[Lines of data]
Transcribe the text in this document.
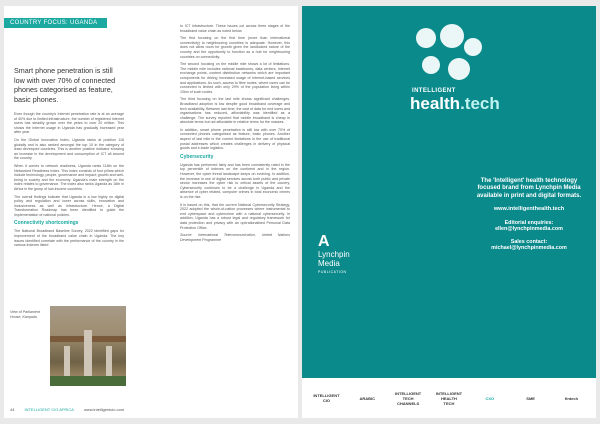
COUNTRY FOCUS: UGANDA
Smart phone penetration is still low with over 70% of connected phones categorised as feature, basic phones.

Even though the country's Internet penetration rate is at an average of 40% due to limited infrastructure, the number of registered Internet users has steadily grown over the years to over 20 million. This shows the Internet usage in Uganda has gradually increased year after year.

On the Global Innovation Index, Uganda ranks at position 116 globally and is also ranked amongst the top 10 in the category of least developed countries. This is another positive indicator showing an increase in the development and consumption of ICT all around the country.

When it comes to network readiness, Uganda ranks 118th on the Networked Readiness Index. This index consists of four pillars which include technology, people, governance and impact; growth and well-being in society and the economy. Uganda's main strength on the index relates to governance. The index also ranks Uganda as 16th in Africa in the group of low-income countries.

The overall findings indicate that Uganda is a low highly on digital policy and regulation and lower across skills, innovation and inclusiveness as well as infrastructure. Hence, a Digital Transformation Roadmap has been identified to guide the implementation of national policies.

Connectivity shortcomings

The National Broadband Baseline Survey, 2022 identified gaps for improvement of the broadband value chain in Uganda. The key issues identified correlate with the performance of the country in the various indexes listed

to ICT infrastructure. These issues cut across three stages of the broadband value chain as noted below.

The first focusing on the first time (more than international connectivity) to neighbouring countries is adequate. However, this does not allow room for growth given the landlocked nature of the country and the opportunity to function as a hub for neighbouring countries on connectivity.

The second focusing on the middle mile shows a lot of limitations. The middle mile includes national backbones, data centers, Internet exchange points, content distribution networks which are important components for driving increased usage of Internet-based services and applications. As such, access to fibre nodes, where users can be connected is limited with only 29% of the population living within 10km of such nodes.

The third focusing on the last mile shows significant challenges. Broadband adoption is low despite good broadband coverage and tech availability. Between last time, the cost of data for end users and organisations has reduced, affordability was identified as a challenge. The survey reported that mobile broadband is cheap in absolute terms but not affordable in relative terms for the masses.

In addition, smart phone penetration is still low with over 70% of connected phones categorised as feature, basic phones. Another aspect of last mile is the current limitations in the use of traditional postal addresses which creates challenges in delivery of physical goods and e-trade logistics.

Cybersecurity

Uganda has performed fairly and has been consistently rated in the top percentile of indexes on the continent and in the region. However, the cyber threat landscape keeps on evolving. In addition, the increase in use of digital services across both public and private sector increases the cyber risk to critical assets of the country. Cybersecurity continues to be a challenge in Uganda and the absence of cyber related, computer crimes in total economic crimes is on the rise.

It is based on this, that the current National Cybersecurity Strategy, 2022 adopted the whole-of-nation processes where instrumental to end cyberspace and cybercrime with a national cybersecurity. In addition, Uganda has a robust legal and regulatory framework for data protection and privacy with an operationalised Personal Data Protection Office.

Source: International Telecommunication, United Nations Development Programme

View of Parliament House, Kampala.
44	INTELLIGENT CIO AFRICA	www.intelligentcio.com
INTELLIGENT
health.tech
A
Lynchpin
Media
PUBLICATION
The 'Intelligent' health technology focused brand from Lynchpin Media available in print and digital formats.
www.intelligenthealth.tech
Editorial enquiries:
ellen@lynchpinmedia.com
Sales contact:
michael@lynchpinmedia.com
INTELLIGENT CIO	ARABIC
INTELLIGENT TECH CHANNELS
INTELLIGENT HEALTH TECH
CXO	SME	fintech
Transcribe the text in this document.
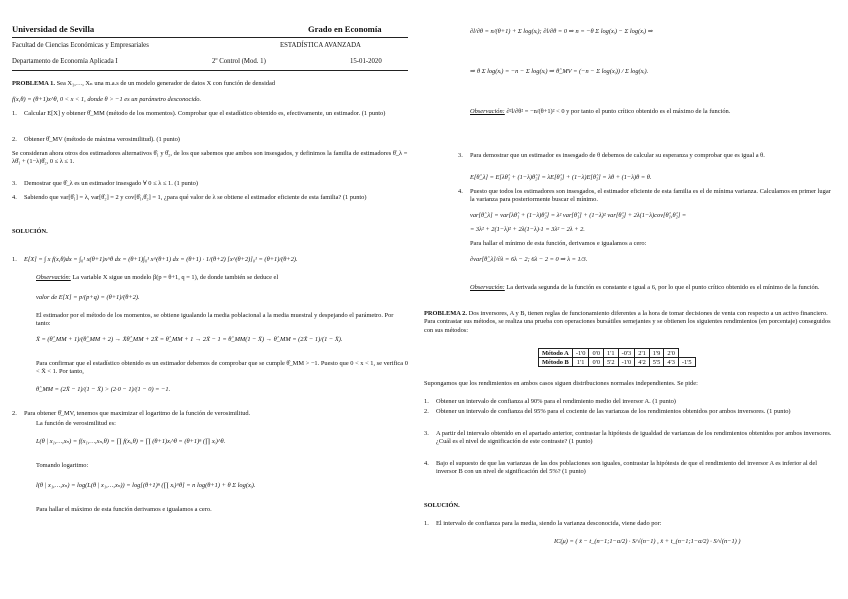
Universidad de Sevilla	Grado en Economía
Facultad de Ciencias Económicas y Empresariales	ESTADÍSTICA AVANZADA
Departamento de Economía Aplicada I	2º Control (Mod. 1)	15-01-2020
PROBLEMA 1. Sea X₁,…, Xₙ una m.a.s de un modelo generador de datos X con función de densidad
f(x,θ) = (θ+1)x^θ, 0 < x < 1, donde θ > −1 es un parámetro desconocido.
1. Calcular E[X] y obtener θ̂_MM (método de los momentos). Comprobar que el estadístico obtenido es, efectivamente, un estimador. (1 punto)
2. Obtener θ̂_MV (método de máxima verosimilitud). (1 punto)
Se consideran ahora otros dos estimadores alternativos θ̂₁ y θ̂₂, de los que sabemos que ambos son insesgados, y definimos la familia de estimadores θ̂_λ = λθ̂₁ + (1−λ)θ̂₂, 0 ≤ λ ≤ 1.
3. Demostrar que θ̂_λ es un estimador insesgado ∀ 0 ≤ λ ≤ 1. (1 punto)
4. Sabiendo que var[θ̂₁] = λ, var[θ̂₂] = 2 y cov[θ̂₁,θ̂₂] = 1, ¿para qué valor de λ se obtiene el estimador eficiente de esta familia? (1 punto)
SOLUCIÓN.
1. E[X] = ∫ x f(x,θ)dx = ∫₀¹ x(θ+1)x^θ dx = (θ+1)∫₀¹ x^(θ+1) dx = (θ+1) · 1/(θ+2) [x^(θ+2)]₀¹ = (θ+1)/(θ+2).
Observación: La variable X sigue un modelo β(p = θ+1, q = 1), de donde también se deduce el
valor de E[X] = p/(p+q) = (θ+1)/(θ+2).
El estimador por el método de los momentos, se obtiene igualando la media poblacional a la media muestral y despejando el parámetro. Por tanto:
X̄ = (θ̂_MM + 1)/(θ̂_MM + 2) → X̄θ̂_MM + 2X̄ = θ̂_MM + 1 → 2X̄ − 1 = θ̂_MM(1 − X̄) → θ̂_MM = (2X̄ − 1)/(1 − X̄).
Para confirmar que el estadístico obtenido es un estimador debemos de comprobar que se cumple θ̂_MM > −1. Puesto que 0 < x < 1, se verifica 0 < X̄ < 1. Por tanto,
θ̂_MM = (2X̄ − 1)/(1 − X̄) > (2·0 − 1)/(1 − 0) = −1.
2. Para obtener θ̂_MV, tenemos que maximizar el logaritmo de la función de verosimilitud.
La función de verosimilitud es:
L(θ | x₁,…,xₙ) = f(x₁,…,xₙ,θ) = ∏ f(xᵢ,θ) = ∏ (θ+1)xᵢ^θ = (θ+1)ⁿ (∏ xᵢ)^θ.
Tomando logaritmo:
l(θ | x₁,…,xₙ) = log(L(θ | x₁,…,xₙ)) = log[(θ+1)ⁿ (∏ xᵢ)^θ] = n log(θ+1) + θ Σ log(xᵢ).
Para hallar el máximo de esta función derivamos e igualamos a cero.
∂l/∂θ = n/(θ+1) + Σ log(xᵢ); ∂l/∂θ = 0 ⇒ n = −θ Σ log(xᵢ) − Σ log(xᵢ) ⇒
⇒ θ Σ log(xᵢ) = −n − Σ log(xᵢ) ⇒ θ̂_MV = (−n − Σ log(xᵢ)) / Σ log(xᵢ).
Observación: ∂²l/∂θ² = −n/(θ+1)² < 0 y por tanto el punto crítico obtenido es el máximo de la función.
3. Para demostrar que un estimador es insesgado de θ debemos de calcular su esperanza y comprobar que es igual a θ.
E[θ̂_λ] = E[λθ̂₁ + (1−λ)θ̂₂] = λE[θ̂₁] + (1−λ)E[θ̂₂] = λθ + (1−λ)θ = θ.
4. Puesto que todos los estimadores son insesgados, el estimador eficiente de esta familia es el de mínima varianza. Calculamos en primer lugar la varianza para posteriormente buscar el mínimo.
var[θ̂_λ] = var[λθ̂₁ + (1−λ)θ̂₂] = λ² var[θ̂₁] + (1−λ)² var[θ̂₂] + 2λ(1−λ)cov[θ̂₁,θ̂₂] =
= 3λ² + 2(1−λ)² + 2λ(1−λ)·1 = 3λ² − 2λ + 2.
Para hallar el mínimo de esta función, derivamos e igualamos a cero:
∂var[θ̂_λ]/∂λ = 6λ − 2; 6λ − 2 = 0 ⇒ λ = 1/3.
Observación: La derivada segunda de la función es constante e igual a 6, por lo que el punto crítico obtenido es el mínimo de la función.
PROBLEMA 2. Dos inversores, A y B, tienen reglas de funcionamiento diferentes a la hora de tomar decisiones de venta con respecto a un activo financiero. Para contrastar sus métodos, se realiza una prueba con operaciones bursátiles semejantes y se obtienen los siguientes rendimientos (en porcentaje) conseguidos con sus métodos:
Método A	-1'0	0'0	1'1	-0'3	2'1	1'9	2'0	
Método B	1'1	0'0	5'2	-1'0	4'2	5'5	4'3	-1'5
Supongamos que los rendimientos en ambos casos siguen distribuciones normales independientes. Se pide:
1. Obtener un intervalo de confianza al 90% para el rendimiento medio del inversor A. (1 punto)
2. Obtener un intervalo de confianza del 95% para el cociente de las varianzas de los rendimientos obtenidos por ambos inversores. (1 punto)
3. A partir del intervalo obtenido en el apartado anterior, contrastar la hipótesis de igualdad de varianzas de los rendimientos obtenidos por ambos inversores. ¿Cuál es el nivel de significación de este contraste? (1 punto)
4. Bajo el supuesto de que las varianzas de las dos poblaciones son iguales, contrastar la hipótesis de que el rendimiento del inversor A es inferior al del inversor B con un nivel de significación del 5%? (1 punto)
SOLUCIÓN.
1. El intervalo de confianza para la media, siendo la varianza desconocida, viene dado por:
IC(μ) = ( x̄ − t_(n−1;1−α/2) · S/√(n−1) , x̄ + t_(n−1;1−α/2) · S/√(n−1) )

Written request: Say how many lines contain the string "phone", giving nothing but the count.

Task answer: 2